* Begin *

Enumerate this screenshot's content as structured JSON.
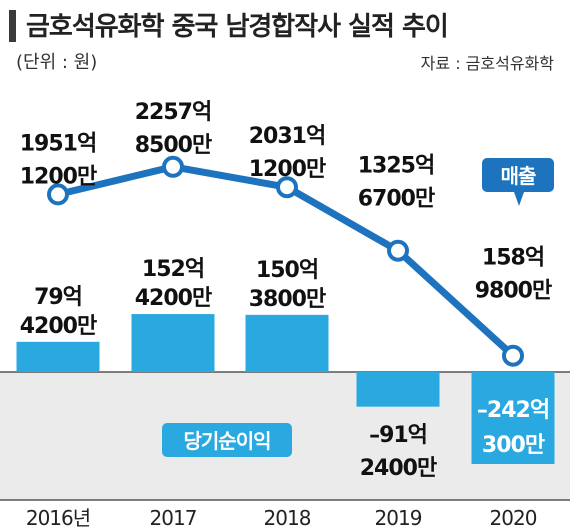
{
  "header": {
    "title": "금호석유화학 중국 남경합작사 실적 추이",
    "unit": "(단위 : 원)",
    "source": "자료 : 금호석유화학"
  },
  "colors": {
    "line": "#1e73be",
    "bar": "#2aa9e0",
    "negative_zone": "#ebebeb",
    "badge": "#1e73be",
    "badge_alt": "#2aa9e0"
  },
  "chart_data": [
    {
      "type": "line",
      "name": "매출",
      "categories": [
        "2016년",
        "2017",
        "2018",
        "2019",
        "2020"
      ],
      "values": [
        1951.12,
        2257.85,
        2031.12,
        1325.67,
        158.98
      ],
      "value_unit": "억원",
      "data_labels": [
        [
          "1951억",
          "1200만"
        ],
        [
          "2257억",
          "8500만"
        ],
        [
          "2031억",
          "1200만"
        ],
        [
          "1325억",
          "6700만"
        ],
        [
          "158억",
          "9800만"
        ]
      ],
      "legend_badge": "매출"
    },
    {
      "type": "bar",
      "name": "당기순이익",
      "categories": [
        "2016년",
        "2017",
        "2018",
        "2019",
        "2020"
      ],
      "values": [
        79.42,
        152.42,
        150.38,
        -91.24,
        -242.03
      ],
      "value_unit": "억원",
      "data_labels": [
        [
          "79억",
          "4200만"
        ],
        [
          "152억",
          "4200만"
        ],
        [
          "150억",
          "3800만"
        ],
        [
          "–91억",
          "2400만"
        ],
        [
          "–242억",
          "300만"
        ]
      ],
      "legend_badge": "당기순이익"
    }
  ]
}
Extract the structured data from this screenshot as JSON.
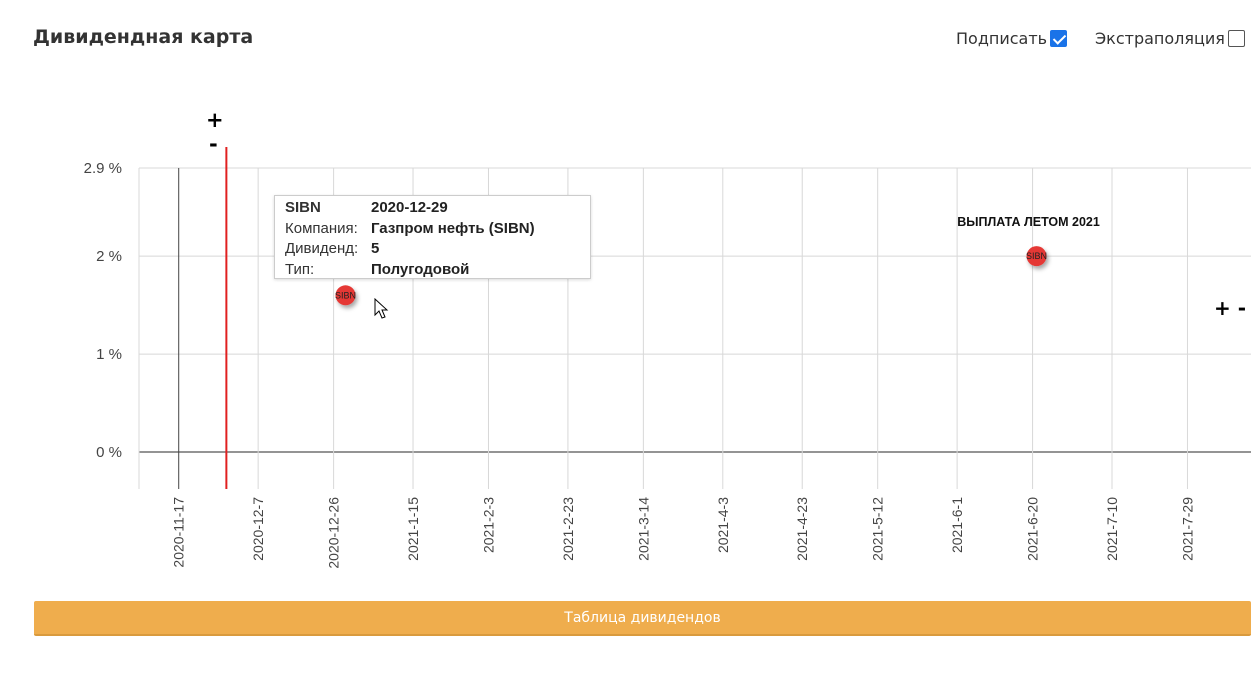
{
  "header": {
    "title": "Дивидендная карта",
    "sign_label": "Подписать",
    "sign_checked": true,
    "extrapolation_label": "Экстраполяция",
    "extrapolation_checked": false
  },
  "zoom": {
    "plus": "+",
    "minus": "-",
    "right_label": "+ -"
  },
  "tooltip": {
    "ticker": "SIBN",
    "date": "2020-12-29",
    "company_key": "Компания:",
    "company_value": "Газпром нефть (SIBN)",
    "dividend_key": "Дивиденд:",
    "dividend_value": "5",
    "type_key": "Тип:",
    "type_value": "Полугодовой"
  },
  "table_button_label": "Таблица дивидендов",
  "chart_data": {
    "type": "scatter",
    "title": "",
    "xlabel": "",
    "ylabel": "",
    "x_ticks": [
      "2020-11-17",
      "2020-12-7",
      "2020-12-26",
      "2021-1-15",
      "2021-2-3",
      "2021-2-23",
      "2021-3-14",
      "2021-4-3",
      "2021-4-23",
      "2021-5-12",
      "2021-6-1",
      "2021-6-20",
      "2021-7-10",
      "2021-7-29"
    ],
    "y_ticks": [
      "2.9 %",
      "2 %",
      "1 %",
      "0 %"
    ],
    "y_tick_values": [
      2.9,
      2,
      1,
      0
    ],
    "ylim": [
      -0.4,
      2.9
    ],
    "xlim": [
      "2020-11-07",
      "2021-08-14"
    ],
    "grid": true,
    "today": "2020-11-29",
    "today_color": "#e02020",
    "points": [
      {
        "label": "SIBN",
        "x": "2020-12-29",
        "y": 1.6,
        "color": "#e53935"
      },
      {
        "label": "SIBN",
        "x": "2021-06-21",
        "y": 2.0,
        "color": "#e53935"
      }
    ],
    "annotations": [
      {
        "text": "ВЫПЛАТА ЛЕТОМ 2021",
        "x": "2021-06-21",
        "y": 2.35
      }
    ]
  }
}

* End *

→ Problem description
Each line that has the word "금호석유화학" should be copied.

→ Response to the task
    "title": "금호석유화학 중국 남경합작사 실적 추이",
    "source": "자료 : 금호석유화학"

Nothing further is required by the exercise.